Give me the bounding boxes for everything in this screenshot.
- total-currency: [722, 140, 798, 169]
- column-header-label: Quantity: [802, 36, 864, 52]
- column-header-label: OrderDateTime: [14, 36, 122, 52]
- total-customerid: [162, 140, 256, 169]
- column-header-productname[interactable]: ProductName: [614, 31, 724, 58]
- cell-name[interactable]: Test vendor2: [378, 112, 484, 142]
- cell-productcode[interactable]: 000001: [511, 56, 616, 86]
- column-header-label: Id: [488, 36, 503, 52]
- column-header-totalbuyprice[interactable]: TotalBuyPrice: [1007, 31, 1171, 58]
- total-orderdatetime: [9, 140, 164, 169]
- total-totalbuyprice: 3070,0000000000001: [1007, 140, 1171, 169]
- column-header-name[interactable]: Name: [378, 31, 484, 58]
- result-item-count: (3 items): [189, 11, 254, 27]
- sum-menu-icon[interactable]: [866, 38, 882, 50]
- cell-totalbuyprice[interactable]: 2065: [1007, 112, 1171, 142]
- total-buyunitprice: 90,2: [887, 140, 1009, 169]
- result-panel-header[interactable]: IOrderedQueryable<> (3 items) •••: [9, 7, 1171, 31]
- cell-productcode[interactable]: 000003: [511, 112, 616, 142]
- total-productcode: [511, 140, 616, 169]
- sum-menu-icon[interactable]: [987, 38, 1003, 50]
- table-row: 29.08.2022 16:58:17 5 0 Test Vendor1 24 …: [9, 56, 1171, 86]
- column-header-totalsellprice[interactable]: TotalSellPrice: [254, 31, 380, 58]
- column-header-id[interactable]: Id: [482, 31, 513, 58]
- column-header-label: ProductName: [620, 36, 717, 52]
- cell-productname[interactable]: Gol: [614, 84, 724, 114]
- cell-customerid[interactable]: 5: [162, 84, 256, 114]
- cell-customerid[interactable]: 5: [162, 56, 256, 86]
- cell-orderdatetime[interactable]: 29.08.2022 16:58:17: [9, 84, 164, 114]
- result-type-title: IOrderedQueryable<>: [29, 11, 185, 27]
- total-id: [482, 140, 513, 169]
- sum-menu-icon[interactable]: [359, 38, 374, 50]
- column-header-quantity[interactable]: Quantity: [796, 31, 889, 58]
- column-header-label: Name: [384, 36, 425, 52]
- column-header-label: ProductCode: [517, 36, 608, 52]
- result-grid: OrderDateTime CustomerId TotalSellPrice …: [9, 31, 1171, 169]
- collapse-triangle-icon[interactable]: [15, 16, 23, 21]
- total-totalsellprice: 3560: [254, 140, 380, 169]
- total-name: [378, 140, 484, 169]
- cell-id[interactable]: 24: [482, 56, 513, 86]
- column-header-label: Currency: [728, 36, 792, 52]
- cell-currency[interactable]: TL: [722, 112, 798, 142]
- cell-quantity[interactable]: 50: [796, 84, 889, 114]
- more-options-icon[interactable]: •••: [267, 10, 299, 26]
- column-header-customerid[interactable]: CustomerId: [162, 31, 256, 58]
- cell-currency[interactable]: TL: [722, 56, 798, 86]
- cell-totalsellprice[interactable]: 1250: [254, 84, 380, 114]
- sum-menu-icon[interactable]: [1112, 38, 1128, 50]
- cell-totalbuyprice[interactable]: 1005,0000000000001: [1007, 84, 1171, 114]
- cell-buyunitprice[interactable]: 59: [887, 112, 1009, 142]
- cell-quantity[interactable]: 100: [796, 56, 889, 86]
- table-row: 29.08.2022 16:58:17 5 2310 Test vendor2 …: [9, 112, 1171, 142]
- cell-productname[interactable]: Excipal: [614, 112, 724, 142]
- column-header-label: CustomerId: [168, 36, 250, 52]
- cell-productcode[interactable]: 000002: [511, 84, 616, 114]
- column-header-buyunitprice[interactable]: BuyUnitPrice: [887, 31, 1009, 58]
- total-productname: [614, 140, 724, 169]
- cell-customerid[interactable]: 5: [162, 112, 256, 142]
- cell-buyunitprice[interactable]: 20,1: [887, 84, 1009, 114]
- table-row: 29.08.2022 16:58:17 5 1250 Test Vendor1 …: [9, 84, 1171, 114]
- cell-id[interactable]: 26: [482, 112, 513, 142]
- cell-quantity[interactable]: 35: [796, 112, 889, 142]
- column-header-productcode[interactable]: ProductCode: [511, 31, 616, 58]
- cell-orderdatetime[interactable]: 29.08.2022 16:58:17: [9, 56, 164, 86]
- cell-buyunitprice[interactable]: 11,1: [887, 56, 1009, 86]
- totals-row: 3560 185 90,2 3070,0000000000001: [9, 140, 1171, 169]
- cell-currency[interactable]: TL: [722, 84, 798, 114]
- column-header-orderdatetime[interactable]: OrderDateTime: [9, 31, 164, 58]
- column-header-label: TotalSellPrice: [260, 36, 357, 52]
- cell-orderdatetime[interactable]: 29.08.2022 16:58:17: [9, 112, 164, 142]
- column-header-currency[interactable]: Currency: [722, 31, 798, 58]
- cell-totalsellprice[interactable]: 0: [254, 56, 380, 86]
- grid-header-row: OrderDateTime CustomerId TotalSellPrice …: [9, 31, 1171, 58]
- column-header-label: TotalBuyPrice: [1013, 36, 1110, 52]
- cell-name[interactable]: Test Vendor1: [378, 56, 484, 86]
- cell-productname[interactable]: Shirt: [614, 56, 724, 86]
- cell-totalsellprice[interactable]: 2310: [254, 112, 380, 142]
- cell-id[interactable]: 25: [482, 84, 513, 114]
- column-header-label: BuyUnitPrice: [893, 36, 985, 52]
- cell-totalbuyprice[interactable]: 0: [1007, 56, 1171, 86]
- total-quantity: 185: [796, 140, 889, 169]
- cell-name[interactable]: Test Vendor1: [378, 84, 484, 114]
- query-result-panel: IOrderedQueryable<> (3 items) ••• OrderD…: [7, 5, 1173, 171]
# # #
GIVEN REQUEST
Reproduce all of the rows above, replacing each occurrence of "Test Vendor1" with "Sample Vendor1" and leaving everything else as it is.

ANSWER TO THE TASK
Give me the bounding boxes for everything in this screenshot.
- total-currency: [722, 140, 798, 169]
- column-header-label: Quantity: [802, 36, 864, 52]
- column-header-label: OrderDateTime: [14, 36, 122, 52]
- total-customerid: [162, 140, 256, 169]
- column-header-productname[interactable]: ProductName: [614, 31, 724, 58]
- cell-name[interactable]: Test vendor2: [378, 112, 484, 142]
- cell-productcode[interactable]: 000001: [511, 56, 616, 86]
- column-header-label: Id: [488, 36, 503, 52]
- column-header-totalbuyprice[interactable]: TotalBuyPrice: [1007, 31, 1171, 58]
- total-orderdatetime: [9, 140, 164, 169]
- total-totalbuyprice: 3070,0000000000001: [1007, 140, 1171, 169]
- column-header-name[interactable]: Name: [378, 31, 484, 58]
- result-item-count: (3 items): [189, 11, 254, 27]
- sum-menu-icon[interactable]: [866, 38, 882, 50]
- cell-totalbuyprice[interactable]: 2065: [1007, 112, 1171, 142]
- total-buyunitprice: 90,2: [887, 140, 1009, 169]
- result-panel-header[interactable]: IOrderedQueryable<> (3 items) •••: [9, 7, 1171, 31]
- cell-productcode[interactable]: 000003: [511, 112, 616, 142]
- total-productcode: [511, 140, 616, 169]
- sum-menu-icon[interactable]: [987, 38, 1003, 50]
- table-row: 29.08.2022 16:58:17 5 0 Sample Vendor1 24 …: [9, 56, 1171, 86]
- column-header-totalsellprice[interactable]: TotalSellPrice: [254, 31, 380, 58]
- column-header-id[interactable]: Id: [482, 31, 513, 58]
- column-header-label: ProductName: [620, 36, 717, 52]
- cell-productname[interactable]: Gol: [614, 84, 724, 114]
- cell-customerid[interactable]: 5: [162, 84, 256, 114]
- cell-customerid[interactable]: 5: [162, 56, 256, 86]
- cell-orderdatetime[interactable]: 29.08.2022 16:58:17: [9, 84, 164, 114]
- result-type-title: IOrderedQueryable<>: [29, 11, 185, 27]
- total-id: [482, 140, 513, 169]
- sum-menu-icon[interactable]: [359, 38, 374, 50]
- column-header-quantity[interactable]: Quantity: [796, 31, 889, 58]
- column-header-label: Name: [384, 36, 425, 52]
- column-header-label: ProductCode: [517, 36, 608, 52]
- result-grid: OrderDateTime CustomerId TotalSellPrice …: [9, 31, 1171, 169]
- collapse-triangle-icon[interactable]: [15, 16, 23, 21]
- total-totalsellprice: 3560: [254, 140, 380, 169]
- total-name: [378, 140, 484, 169]
- cell-id[interactable]: 24: [482, 56, 513, 86]
- column-header-label: Currency: [728, 36, 792, 52]
- cell-currency[interactable]: TL: [722, 112, 798, 142]
- cell-quantity[interactable]: 50: [796, 84, 889, 114]
- more-options-icon[interactable]: •••: [267, 10, 299, 26]
- column-header-customerid[interactable]: CustomerId: [162, 31, 256, 58]
- cell-currency[interactable]: TL: [722, 56, 798, 86]
- cell-totalsellprice[interactable]: 1250: [254, 84, 380, 114]
- sum-menu-icon[interactable]: [1112, 38, 1128, 50]
- cell-totalbuyprice[interactable]: 1005,0000000000001: [1007, 84, 1171, 114]
- cell-buyunitprice[interactable]: 59: [887, 112, 1009, 142]
- cell-quantity[interactable]: 100: [796, 56, 889, 86]
- table-row: 29.08.2022 16:58:17 5 2310 Test vendor2 …: [9, 112, 1171, 142]
- cell-productname[interactable]: Excipal: [614, 112, 724, 142]
- column-header-label: CustomerId: [168, 36, 250, 52]
- cell-productcode[interactable]: 000002: [511, 84, 616, 114]
- column-header-buyunitprice[interactable]: BuyUnitPrice: [887, 31, 1009, 58]
- total-productname: [614, 140, 724, 169]
- cell-customerid[interactable]: 5: [162, 112, 256, 142]
- cell-buyunitprice[interactable]: 20,1: [887, 84, 1009, 114]
- table-row: 29.08.2022 16:58:17 5 1250 Sample Vendor1 …: [9, 84, 1171, 114]
- cell-id[interactable]: 26: [482, 112, 513, 142]
- cell-quantity[interactable]: 35: [796, 112, 889, 142]
- column-header-productcode[interactable]: ProductCode: [511, 31, 616, 58]
- cell-orderdatetime[interactable]: 29.08.2022 16:58:17: [9, 56, 164, 86]
- cell-buyunitprice[interactable]: 11,1: [887, 56, 1009, 86]
- totals-row: 3560 185 90,2 3070,0000000000001: [9, 140, 1171, 169]
- cell-currency[interactable]: TL: [722, 84, 798, 114]
- column-header-orderdatetime[interactable]: OrderDateTime: [9, 31, 164, 58]
- column-header-label: TotalSellPrice: [260, 36, 357, 52]
- cell-orderdatetime[interactable]: 29.08.2022 16:58:17: [9, 112, 164, 142]
- column-header-currency[interactable]: Currency: [722, 31, 798, 58]
- cell-totalsellprice[interactable]: 0: [254, 56, 380, 86]
- grid-header-row: OrderDateTime CustomerId TotalSellPrice …: [9, 31, 1171, 58]
- column-header-label: TotalBuyPrice: [1013, 36, 1110, 52]
- cell-name[interactable]: Sample Vendor1: [378, 56, 484, 86]
- cell-productname[interactable]: Shirt: [614, 56, 724, 86]
- cell-totalsellprice[interactable]: 2310: [254, 112, 380, 142]
- cell-id[interactable]: 25: [482, 84, 513, 114]
- column-header-label: BuyUnitPrice: [893, 36, 985, 52]
- cell-totalbuyprice[interactable]: 0: [1007, 56, 1171, 86]
- total-quantity: 185: [796, 140, 889, 169]
- cell-name[interactable]: Sample Vendor1: [378, 84, 484, 114]
- query-result-panel: IOrderedQueryable<> (3 items) ••• OrderD…: [7, 5, 1173, 171]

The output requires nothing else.